_Problem details_
Reproduce every entry exactly.

Data excerpts:
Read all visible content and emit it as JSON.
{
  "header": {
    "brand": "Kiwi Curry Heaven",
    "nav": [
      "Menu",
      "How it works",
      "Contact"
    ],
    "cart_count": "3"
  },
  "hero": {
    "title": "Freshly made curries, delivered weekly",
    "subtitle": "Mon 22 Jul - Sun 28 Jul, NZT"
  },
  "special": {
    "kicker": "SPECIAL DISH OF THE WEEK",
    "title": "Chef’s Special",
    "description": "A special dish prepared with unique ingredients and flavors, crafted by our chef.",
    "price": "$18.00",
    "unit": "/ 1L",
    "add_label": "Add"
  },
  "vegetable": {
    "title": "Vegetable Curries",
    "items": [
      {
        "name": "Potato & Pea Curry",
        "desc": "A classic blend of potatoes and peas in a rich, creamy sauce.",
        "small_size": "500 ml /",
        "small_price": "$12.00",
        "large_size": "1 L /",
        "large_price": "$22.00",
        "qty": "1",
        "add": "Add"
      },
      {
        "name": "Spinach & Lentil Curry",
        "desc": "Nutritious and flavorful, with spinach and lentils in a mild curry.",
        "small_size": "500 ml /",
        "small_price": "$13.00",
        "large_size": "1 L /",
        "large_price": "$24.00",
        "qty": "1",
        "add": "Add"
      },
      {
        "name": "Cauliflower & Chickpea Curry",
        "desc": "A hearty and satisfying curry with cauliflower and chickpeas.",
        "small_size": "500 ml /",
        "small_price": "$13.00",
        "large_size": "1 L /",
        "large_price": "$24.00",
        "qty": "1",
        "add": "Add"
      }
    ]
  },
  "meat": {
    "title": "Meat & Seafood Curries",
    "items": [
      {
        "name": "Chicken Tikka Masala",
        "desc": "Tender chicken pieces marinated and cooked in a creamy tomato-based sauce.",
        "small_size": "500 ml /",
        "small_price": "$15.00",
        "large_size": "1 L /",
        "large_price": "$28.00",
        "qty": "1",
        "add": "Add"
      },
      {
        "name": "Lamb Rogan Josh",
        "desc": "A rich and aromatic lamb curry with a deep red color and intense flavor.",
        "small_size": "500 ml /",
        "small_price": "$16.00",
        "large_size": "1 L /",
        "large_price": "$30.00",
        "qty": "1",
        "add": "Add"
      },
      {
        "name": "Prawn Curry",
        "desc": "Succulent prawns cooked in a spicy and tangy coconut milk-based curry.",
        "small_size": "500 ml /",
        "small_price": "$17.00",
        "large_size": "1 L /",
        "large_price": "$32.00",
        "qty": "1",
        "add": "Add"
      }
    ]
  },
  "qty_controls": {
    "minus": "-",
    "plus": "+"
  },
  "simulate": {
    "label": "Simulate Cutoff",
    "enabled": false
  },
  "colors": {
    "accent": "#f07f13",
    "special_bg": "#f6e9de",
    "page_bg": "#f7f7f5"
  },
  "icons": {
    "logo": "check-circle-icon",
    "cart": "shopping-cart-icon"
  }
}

_Task output_
Read all visible content and emit it as JSON.
{
  "header": {
    "brand": "Kiwi Curry Heaven",
    "nav": [
      "Menu",
      "How it works",
      "Contact"
    ],
    "cart_count": "3"
  },
  "hero": {
    "title": "Freshly made curries, delivered weekly",
    "subtitle": "Mon 22 Jul - Sun 28 Jul, NZT"
  },
  "special": {
    "kicker": "SPECIAL DISH OF THE WEEK",
    "title": "Chef’s Special",
    "description": "A special dish prepared with unique ingredients and flavors, crafted by our chef.",
    "price": "$18.00",
    "unit": "/ 1L",
    "add_label": "Add"
  },
  "vegetable": {
    "title": "Vegetable Curries",
    "items": [
      {
        "name": "Potato & Pea Curry",
        "desc": "A classic blend of potatoes and peas in a rich, creamy sauce.",
        "small_size": "500 ml /",
        "small_price": "$12.00",
        "large_size": "1 L /",
        "large_price": "$22.00",
        "qty": "1",
        "add": "Add"
      },
      {
        "name": "Spinach & Lentil Curry",
        "desc": "Nutritious and flavorful, with spinach and lentils in a mild curry.",
        "small_size": "500 ml /",
        "small_price": "$13.00",
        "large_size": "1 L /",
        "large_price": "$24.00",
        "qty": "1",
        "add": "Add"
      },
      {
        "name": "Cauliflower & Chickpea Curry",
        "desc": "A hearty and satisfying curry with cauliflower and chickpeas.",
        "small_size": "500 ml /",
        "small_price": "$13.00",
        "large_size": "1 L /",
        "large_price": "$24.00",
        "qty": "1",
        "add": "Add"
      }
    ]
  },
  "meat": {
    "title": "Meat & Seafood Curries",
    "items": [
      {
        "name": "Chicken Tikka Masala",
        "desc": "Tender chicken pieces marinated and cooked in a creamy tomato-based sauce.",
        "small_size": "500 ml /",
        "small_price": "$15.00",
        "large_size": "1 L /",
        "large_price": "$28.00",
        "qty": "1",
        "add": "Add"
      },
      {
        "name": "Lamb Rogan Josh",
        "desc": "A rich and aromatic lamb curry with a deep red color and intense flavor.",
        "small_size": "500 ml /",
        "small_price": "$16.00",
        "large_size": "1 L /",
        "large_price": "$30.00",
        "qty": "1",
        "add": "Add"
      },
      {
        "name": "Prawn Curry",
        "desc": "Succulent prawns cooked in a spicy and tangy coconut milk-based curry.",
        "small_size": "500 ml /",
        "small_price": "$17.00",
        "large_size": "1 L /",
        "large_price": "$32.00",
        "qty": "1",
        "add": "Add"
      }
    ]
  },
  "qty_controls": {
    "minus": "-",
    "plus": "+"
  },
  "simulate": {
    "label": "Simulate Cutoff",
    "enabled": false
  },
  "colors": {
    "accent": "#f07f13",
    "special_bg": "#f6e9de",
    "page_bg": "#f7f7f5"
  },
  "icons": {
    "logo": "check-circle-icon",
    "cart": "shopping-cart-icon"
  }
}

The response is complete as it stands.